[Data items]
■ ■ ■
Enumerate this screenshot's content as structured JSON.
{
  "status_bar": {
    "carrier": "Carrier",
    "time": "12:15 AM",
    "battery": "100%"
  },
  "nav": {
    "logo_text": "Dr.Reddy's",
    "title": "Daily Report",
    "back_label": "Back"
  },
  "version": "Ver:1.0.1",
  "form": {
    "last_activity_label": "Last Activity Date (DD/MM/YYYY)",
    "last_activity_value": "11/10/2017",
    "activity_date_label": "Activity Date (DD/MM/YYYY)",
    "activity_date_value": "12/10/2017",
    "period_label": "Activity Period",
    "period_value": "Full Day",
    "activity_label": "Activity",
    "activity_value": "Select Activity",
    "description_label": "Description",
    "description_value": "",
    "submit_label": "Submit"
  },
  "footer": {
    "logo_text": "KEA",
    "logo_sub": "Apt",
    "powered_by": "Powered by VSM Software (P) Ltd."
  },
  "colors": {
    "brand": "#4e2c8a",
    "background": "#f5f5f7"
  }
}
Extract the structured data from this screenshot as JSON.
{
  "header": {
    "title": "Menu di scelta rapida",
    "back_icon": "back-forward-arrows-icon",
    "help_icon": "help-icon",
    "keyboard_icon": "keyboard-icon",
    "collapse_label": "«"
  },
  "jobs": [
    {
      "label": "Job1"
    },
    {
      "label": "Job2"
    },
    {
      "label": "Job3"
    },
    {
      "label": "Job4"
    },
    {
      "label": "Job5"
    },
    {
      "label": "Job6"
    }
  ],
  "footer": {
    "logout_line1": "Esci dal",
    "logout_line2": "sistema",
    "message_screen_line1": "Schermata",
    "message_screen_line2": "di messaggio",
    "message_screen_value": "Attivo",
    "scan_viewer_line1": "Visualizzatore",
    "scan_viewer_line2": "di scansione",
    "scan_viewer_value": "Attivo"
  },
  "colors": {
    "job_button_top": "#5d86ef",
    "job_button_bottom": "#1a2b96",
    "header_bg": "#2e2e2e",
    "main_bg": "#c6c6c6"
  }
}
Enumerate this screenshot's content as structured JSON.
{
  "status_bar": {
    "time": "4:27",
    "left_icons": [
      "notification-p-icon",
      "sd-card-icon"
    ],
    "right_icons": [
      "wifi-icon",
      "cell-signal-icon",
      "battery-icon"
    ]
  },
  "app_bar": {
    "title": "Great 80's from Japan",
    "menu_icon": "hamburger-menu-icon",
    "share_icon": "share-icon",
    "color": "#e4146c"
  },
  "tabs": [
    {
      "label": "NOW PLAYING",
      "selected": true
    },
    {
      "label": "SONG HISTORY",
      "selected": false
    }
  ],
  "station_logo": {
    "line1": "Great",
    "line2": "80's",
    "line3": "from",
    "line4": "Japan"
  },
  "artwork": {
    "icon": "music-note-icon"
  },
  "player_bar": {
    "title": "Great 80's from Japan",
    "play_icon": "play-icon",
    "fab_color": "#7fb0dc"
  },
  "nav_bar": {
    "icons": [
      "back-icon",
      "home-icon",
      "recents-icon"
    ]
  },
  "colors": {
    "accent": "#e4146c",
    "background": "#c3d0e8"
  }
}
■ ■ ■
Task to complete: Collect from the data above every line that includes "title".

Result of this task:
    "title": "Daily Report",
    "title": "Menu di scelta rapida",
    "title": "Great 80's from Japan",
    "title": "Great 80's from Japan",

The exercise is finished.